* [INFORMATION SHOWN]
--- Start ---

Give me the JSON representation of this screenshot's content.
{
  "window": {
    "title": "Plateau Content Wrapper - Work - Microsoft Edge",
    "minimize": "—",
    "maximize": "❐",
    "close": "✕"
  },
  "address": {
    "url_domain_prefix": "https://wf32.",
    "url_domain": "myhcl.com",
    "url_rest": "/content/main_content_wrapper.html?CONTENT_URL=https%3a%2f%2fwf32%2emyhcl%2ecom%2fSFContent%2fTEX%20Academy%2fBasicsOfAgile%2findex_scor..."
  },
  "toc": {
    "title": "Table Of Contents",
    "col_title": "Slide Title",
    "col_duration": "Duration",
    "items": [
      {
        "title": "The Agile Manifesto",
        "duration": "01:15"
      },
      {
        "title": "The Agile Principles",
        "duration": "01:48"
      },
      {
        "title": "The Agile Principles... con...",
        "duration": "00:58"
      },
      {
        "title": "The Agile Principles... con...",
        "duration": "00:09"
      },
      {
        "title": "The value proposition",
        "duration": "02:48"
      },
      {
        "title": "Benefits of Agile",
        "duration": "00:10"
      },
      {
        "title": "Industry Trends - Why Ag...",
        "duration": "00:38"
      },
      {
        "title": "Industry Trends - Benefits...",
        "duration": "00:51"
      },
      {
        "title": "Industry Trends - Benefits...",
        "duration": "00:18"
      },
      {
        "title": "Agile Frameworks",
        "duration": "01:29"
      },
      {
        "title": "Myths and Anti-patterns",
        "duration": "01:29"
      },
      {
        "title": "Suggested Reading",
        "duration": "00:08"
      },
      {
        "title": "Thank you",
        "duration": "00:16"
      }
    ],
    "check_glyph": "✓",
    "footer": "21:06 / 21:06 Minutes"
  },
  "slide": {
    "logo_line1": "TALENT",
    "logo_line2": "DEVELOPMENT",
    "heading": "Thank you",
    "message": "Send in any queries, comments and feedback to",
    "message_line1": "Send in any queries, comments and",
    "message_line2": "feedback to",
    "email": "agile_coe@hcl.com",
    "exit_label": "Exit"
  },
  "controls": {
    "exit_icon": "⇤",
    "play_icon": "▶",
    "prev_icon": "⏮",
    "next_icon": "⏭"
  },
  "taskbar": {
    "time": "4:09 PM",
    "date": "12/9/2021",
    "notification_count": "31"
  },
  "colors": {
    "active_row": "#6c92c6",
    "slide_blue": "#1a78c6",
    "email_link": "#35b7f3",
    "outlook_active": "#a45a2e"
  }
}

--- End ---
--- Start ---

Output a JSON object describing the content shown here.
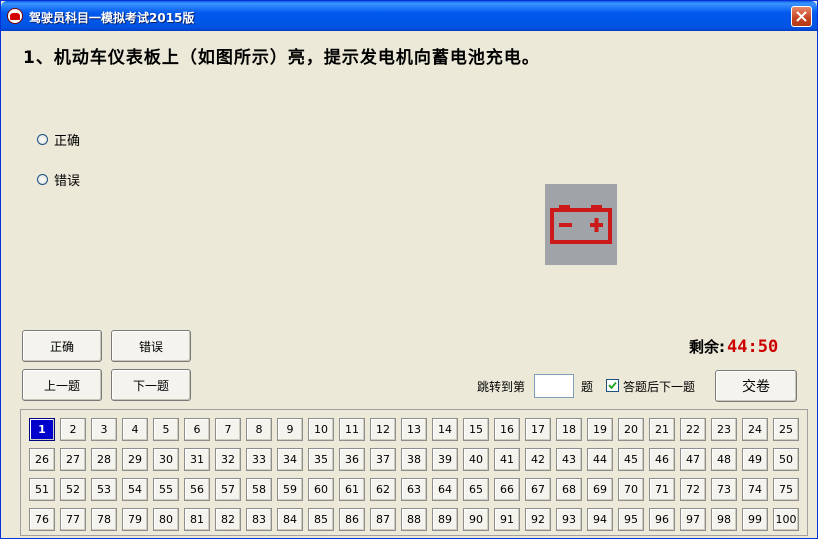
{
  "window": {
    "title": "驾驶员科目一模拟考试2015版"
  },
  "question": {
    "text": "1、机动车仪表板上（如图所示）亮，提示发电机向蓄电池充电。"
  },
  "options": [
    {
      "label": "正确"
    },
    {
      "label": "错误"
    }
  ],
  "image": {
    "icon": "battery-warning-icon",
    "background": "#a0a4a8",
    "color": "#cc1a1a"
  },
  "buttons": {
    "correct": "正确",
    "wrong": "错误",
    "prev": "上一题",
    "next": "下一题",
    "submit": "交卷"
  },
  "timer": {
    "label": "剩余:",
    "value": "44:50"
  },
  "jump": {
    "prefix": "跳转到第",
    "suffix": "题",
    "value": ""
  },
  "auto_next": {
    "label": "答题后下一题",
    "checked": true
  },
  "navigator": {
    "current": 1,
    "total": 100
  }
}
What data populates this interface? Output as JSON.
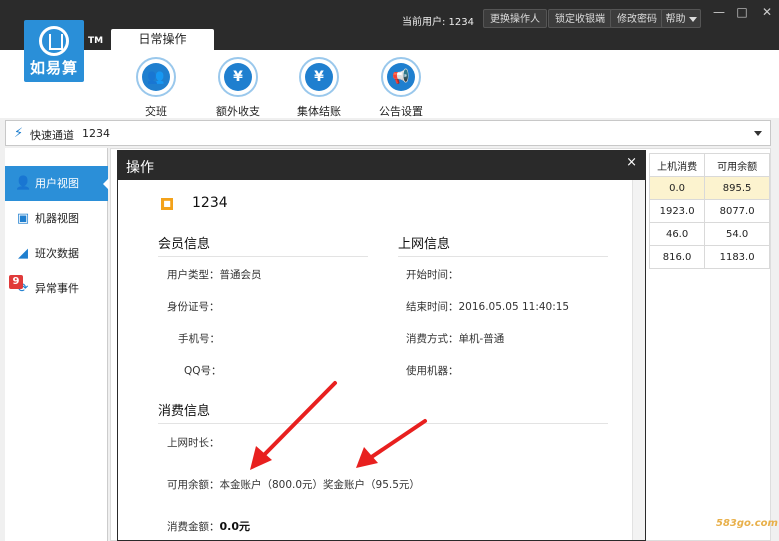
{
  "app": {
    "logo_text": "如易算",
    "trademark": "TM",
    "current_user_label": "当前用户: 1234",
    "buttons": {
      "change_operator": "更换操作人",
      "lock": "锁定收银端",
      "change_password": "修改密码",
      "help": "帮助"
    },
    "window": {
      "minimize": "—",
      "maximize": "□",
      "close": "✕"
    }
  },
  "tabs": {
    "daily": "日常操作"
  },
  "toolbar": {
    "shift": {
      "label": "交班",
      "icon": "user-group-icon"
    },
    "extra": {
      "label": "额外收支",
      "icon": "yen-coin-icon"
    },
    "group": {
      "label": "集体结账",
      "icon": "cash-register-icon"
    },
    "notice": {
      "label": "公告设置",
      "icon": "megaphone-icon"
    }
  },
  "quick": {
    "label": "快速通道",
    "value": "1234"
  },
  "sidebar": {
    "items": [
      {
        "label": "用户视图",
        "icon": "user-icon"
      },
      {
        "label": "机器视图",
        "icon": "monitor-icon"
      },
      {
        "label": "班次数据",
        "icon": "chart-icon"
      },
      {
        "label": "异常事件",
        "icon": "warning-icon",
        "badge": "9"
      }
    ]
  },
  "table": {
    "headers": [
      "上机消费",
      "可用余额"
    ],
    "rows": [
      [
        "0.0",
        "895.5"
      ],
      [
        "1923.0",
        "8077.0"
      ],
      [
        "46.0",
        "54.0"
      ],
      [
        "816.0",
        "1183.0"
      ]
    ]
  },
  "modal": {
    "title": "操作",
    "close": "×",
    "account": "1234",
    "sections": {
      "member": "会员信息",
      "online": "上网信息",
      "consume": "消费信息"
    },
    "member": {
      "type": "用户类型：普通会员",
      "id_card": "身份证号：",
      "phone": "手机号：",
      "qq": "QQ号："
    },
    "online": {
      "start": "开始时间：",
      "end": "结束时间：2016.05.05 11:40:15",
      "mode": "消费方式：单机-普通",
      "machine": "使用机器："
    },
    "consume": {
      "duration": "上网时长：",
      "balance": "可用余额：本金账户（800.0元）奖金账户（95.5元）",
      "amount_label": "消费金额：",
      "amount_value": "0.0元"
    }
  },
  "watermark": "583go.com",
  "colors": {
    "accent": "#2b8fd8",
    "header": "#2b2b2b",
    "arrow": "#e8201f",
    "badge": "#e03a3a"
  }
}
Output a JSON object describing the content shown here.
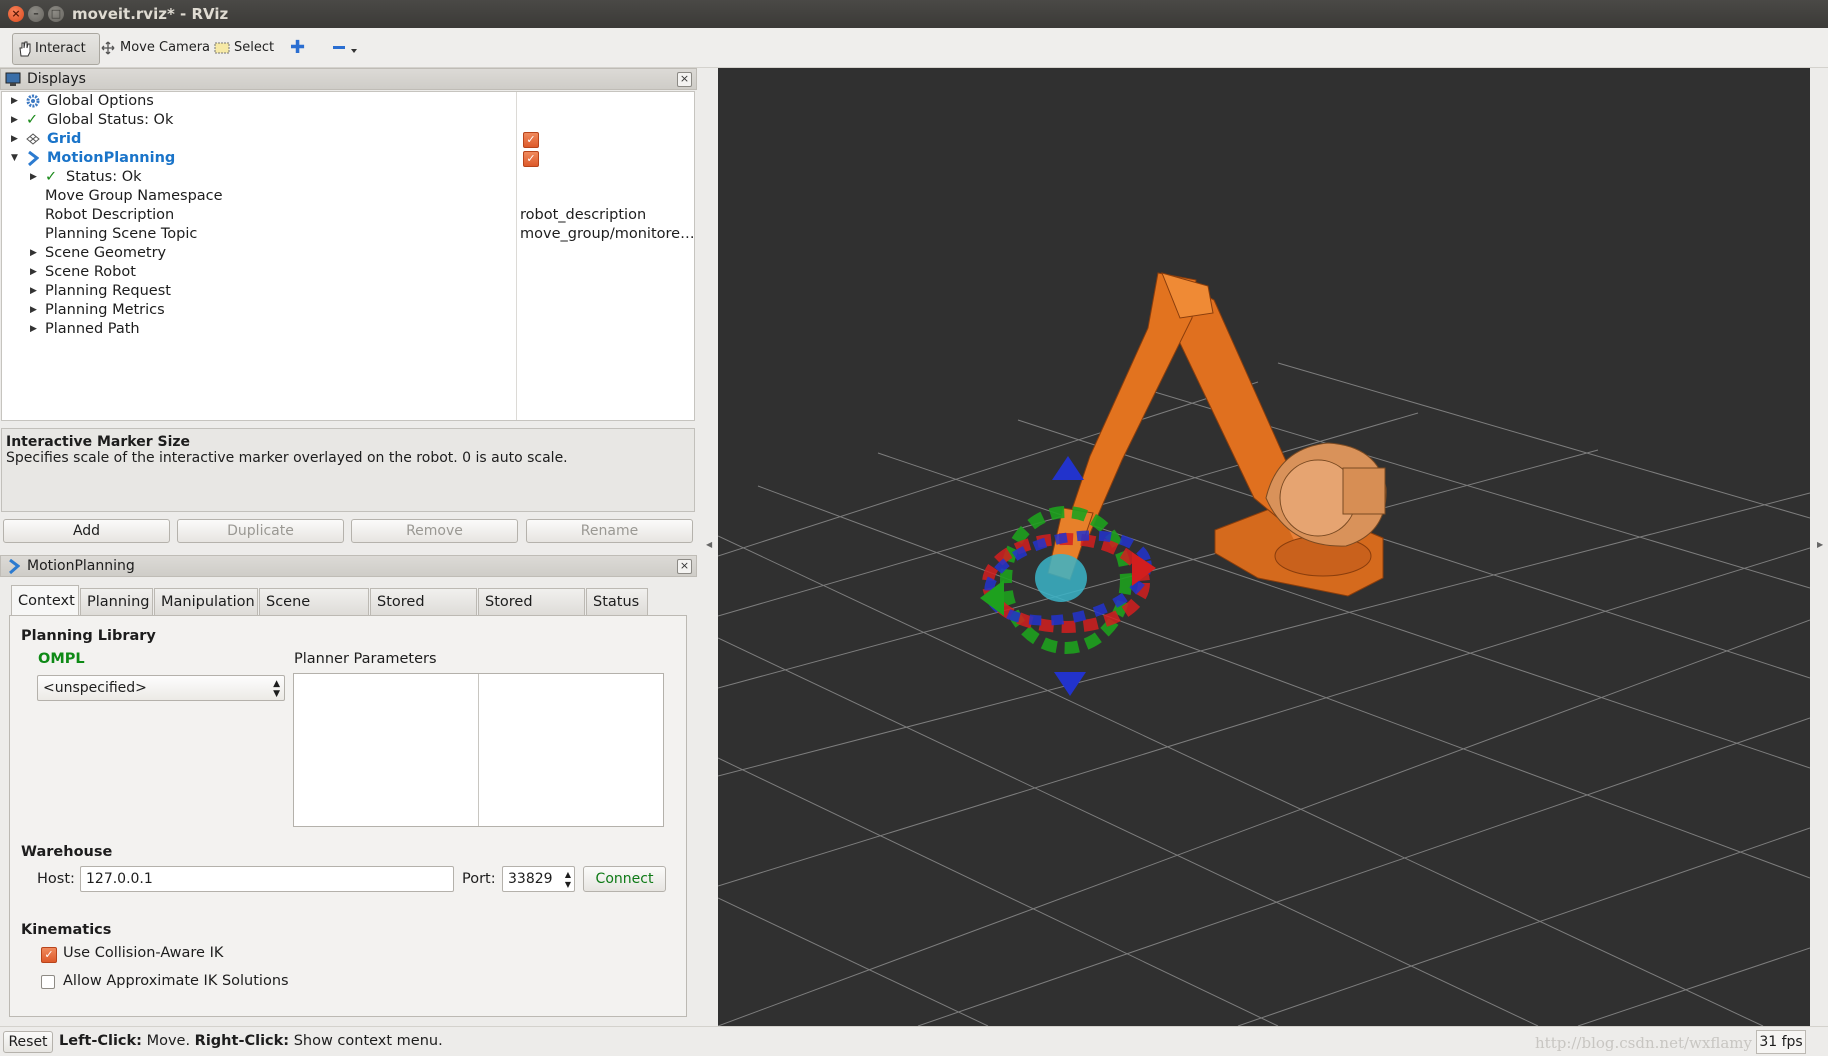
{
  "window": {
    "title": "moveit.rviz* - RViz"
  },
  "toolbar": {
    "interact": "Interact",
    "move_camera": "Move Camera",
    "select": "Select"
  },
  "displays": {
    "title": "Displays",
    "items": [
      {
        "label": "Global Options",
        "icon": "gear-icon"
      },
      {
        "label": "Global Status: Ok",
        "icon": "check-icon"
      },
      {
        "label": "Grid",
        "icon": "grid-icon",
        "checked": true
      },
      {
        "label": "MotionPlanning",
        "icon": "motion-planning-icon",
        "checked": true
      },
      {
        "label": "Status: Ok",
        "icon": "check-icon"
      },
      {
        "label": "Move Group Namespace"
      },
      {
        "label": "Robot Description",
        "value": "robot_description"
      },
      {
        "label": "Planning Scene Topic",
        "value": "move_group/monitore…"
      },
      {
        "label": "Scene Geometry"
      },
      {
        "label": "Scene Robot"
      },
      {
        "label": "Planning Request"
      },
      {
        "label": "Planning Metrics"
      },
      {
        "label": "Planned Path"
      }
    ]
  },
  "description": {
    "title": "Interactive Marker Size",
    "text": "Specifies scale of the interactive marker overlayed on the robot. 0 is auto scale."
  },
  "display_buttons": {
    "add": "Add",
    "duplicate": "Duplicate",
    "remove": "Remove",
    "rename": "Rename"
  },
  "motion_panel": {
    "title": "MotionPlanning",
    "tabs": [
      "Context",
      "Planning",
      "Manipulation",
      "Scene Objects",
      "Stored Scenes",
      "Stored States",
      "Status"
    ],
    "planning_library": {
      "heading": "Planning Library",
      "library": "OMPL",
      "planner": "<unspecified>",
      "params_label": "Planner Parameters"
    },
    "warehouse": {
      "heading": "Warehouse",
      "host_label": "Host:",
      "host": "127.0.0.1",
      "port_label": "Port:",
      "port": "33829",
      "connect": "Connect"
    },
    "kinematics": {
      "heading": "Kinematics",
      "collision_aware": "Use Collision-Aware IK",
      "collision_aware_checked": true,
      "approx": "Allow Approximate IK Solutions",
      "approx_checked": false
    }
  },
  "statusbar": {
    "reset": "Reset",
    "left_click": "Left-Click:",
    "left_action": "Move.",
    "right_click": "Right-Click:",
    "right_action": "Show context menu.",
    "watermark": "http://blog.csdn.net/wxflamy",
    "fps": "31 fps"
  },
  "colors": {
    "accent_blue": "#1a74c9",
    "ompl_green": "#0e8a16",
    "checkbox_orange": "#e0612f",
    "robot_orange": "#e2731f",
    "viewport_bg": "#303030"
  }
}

--- End ---

* [EXERCISE OBJECTIVE] Every line of the listing that holds "Global" is to be counted; give only the resulting number.

* [ANSWER TO THIS EXERCISE] 2